**Task to complete**
Edit the stretch of the Banteay Chhmar travel account from "A few minutes later, Mr." through "next three days.", putting "duffel bag" in place of "suitcase".

**Excerpt**
━━━━━━━━

So it was that on my third morning, filled with a mixture of apprehension and anticipation, I set off with Mr. Kim for Banteay Chhmar. The drive was spectacular—palm trees, rice paddies, cassava fields, stilt houses, bright-eyed children waving and calling “Hello!”—and it was only when we arrived at the outskirts of the village that I realized I literally had no idea where I was going. The emailed reservation confirmation had said to check in with the CBT office when I arrived in Banteay Chhmar, but I had been too distracted in Siem Reap to think about re-reading emails, and the only thing I could remember was that I had arranged a meeting the following morning with a man at the Global Heritage Fund (GHF), an international organization that was working to restore the main ruin in Banteay Chhmar.

“So you are staying at the Global Heritage Fund house?” Mr. Kim asked.

“No, I don't think so.”

“Anyway, we go there,” he declared and turned back to the road. A few minutes later we saw a sign for the GHF and Mr. Kim pulled into a fenced, two-building compound. A dignified man strolled toward us and asked if he could help. This, it turned out, was Sarun Kousum, the assistant director of the GHF project and the man I was supposed to meet the following day.

“Is Mr. Don staying with you?” Mr. Kim asked Sarun.

Sarun looked uncomfortable. “No, no, he is not staying here.”

“He says he made the reservation on the computer.”

“Oh, that must be through the Community-Based Tourism office,” he said. “You need to go there.”

After bouncing, sloshing, and skidding along the main street for another ten minutes, we reached the two-room, thatch-and-metal-roofed CBT office, where a smiling young man named Sokoun Kit greeted us.

“Ah, I have been waiting for you!” he said. “Welcome! Please fill out some paperwork and I will take you to your home. It's just a short walk from here.”

As I wrote, Sokoun explained that since my host family was not equipped to serve meals to guests, I would take all my meals at the CBT office. The village had electricity from 6:00
p.m
. to 11:00
p.m
. each night. He would be happy to lend me a flashlight.

“How about Internet access?” I asked.

“I'm sorry,” Sokoun said. “There is no Internet access.”

A few minutes later, Mr. Kim parked at the edge of an unpaved road outside a muddy compound of stilt houses, and sloshed my suitcase on his shoulder through the muck and around the puddles, scattering chickens as he walked, to the two-story home where I would be spending the next three days.

━━━━━━━━

**Information provided**
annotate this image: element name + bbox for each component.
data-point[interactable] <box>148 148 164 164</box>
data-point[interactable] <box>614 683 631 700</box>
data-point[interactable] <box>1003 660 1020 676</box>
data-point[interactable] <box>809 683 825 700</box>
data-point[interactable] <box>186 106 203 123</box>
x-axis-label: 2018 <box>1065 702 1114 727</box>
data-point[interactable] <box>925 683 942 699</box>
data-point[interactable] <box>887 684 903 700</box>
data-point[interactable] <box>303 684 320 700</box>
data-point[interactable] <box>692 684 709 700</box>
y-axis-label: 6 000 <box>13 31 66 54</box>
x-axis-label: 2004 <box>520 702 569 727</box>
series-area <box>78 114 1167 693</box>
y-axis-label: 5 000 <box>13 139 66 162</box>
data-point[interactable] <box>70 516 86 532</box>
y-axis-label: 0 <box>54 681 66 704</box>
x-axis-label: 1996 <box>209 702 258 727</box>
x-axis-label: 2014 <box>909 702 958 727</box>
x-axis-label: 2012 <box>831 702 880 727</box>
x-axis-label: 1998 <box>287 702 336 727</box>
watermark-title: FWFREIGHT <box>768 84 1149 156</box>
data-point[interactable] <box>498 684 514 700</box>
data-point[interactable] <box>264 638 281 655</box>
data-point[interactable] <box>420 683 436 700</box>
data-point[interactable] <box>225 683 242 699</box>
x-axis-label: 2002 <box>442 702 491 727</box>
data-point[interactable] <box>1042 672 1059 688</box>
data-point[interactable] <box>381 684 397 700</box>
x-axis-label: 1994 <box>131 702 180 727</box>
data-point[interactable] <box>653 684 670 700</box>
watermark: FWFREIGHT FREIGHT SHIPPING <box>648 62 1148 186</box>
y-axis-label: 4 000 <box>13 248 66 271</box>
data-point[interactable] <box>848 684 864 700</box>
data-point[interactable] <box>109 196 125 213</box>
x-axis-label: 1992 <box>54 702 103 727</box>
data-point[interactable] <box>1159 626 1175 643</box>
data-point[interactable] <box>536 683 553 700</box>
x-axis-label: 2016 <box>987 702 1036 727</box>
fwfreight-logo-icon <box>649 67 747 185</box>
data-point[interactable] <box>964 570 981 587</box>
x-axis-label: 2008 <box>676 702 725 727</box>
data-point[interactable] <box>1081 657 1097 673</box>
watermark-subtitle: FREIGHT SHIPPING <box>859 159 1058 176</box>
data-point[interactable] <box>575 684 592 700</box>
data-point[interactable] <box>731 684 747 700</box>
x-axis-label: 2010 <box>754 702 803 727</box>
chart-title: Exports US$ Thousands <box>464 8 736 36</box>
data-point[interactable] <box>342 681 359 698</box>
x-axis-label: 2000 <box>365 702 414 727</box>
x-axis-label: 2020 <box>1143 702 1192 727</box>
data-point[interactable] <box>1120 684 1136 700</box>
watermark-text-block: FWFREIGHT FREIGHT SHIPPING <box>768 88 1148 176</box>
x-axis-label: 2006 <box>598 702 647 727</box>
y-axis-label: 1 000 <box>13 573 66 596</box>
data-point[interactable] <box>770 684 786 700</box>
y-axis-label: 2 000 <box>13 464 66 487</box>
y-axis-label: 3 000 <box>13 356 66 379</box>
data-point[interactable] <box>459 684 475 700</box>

━━━━━━━━

**Task answer**
A few minutes later, Mr. Kim parked at the edge of an unpaved road outside a muddy compound of stilt houses, and sloshed my duffel bag on his shoulder through the muck and around the puddles, scattering chickens as he walked, to the two-story home where I would be spending the next three days.